-- ENTRIES start --

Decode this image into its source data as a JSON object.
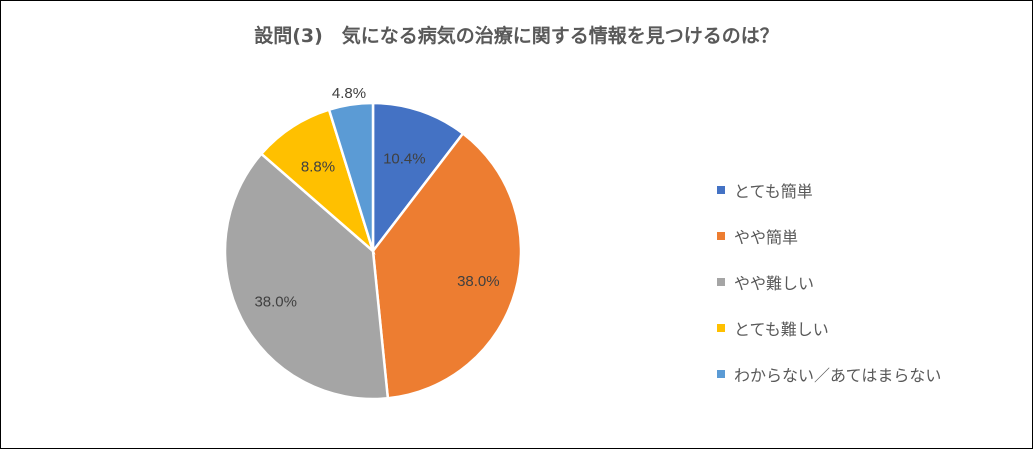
{
  "chart_data": {
    "type": "pie",
    "title": "設問(3)　気になる病気の治療に関する情報を見つけるのは？",
    "categories": [
      "とても簡単",
      "やや簡単",
      "やや難しい",
      "とても難しい",
      "わからない／あてはまらない"
    ],
    "values": [
      10.4,
      38.0,
      38.0,
      8.8,
      4.8
    ],
    "data_labels": [
      "10.4%",
      "38.0%",
      "38.0%",
      "8.8%",
      "4.8%"
    ],
    "colors": [
      "#4472C4",
      "#ED7D31",
      "#A5A5A5",
      "#FFC000",
      "#5B9BD5"
    ],
    "legend_position": "right",
    "start_angle": "12 o'clock",
    "direction": "clockwise"
  }
}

-- ENTRIES end --

WHAT YOU ARE ASKED TO DO:
Strip out the pictures and quote the remaining data word for word.

EXERCISE ANSWER:
Decode this image into its source data as a JSON object.
{
  "chart_data": {
    "type": "pie",
    "title": "設問(3)　気になる病気の治療に関する情報を見つけるのは？",
    "categories": [
      "とても簡単",
      "やや簡単",
      "やや難しい",
      "とても難しい",
      "わからない／あてはまらない"
    ],
    "values": [
      10.4,
      38.0,
      38.0,
      8.8,
      4.8
    ],
    "data_labels": [
      "10.4%",
      "38.0%",
      "38.0%",
      "8.8%",
      "4.8%"
    ],
    "colors": [
      "#4472C4",
      "#ED7D31",
      "#A5A5A5",
      "#FFC000",
      "#5B9BD5"
    ],
    "legend_position": "right",
    "start_angle": "12 o'clock",
    "direction": "clockwise"
  }
}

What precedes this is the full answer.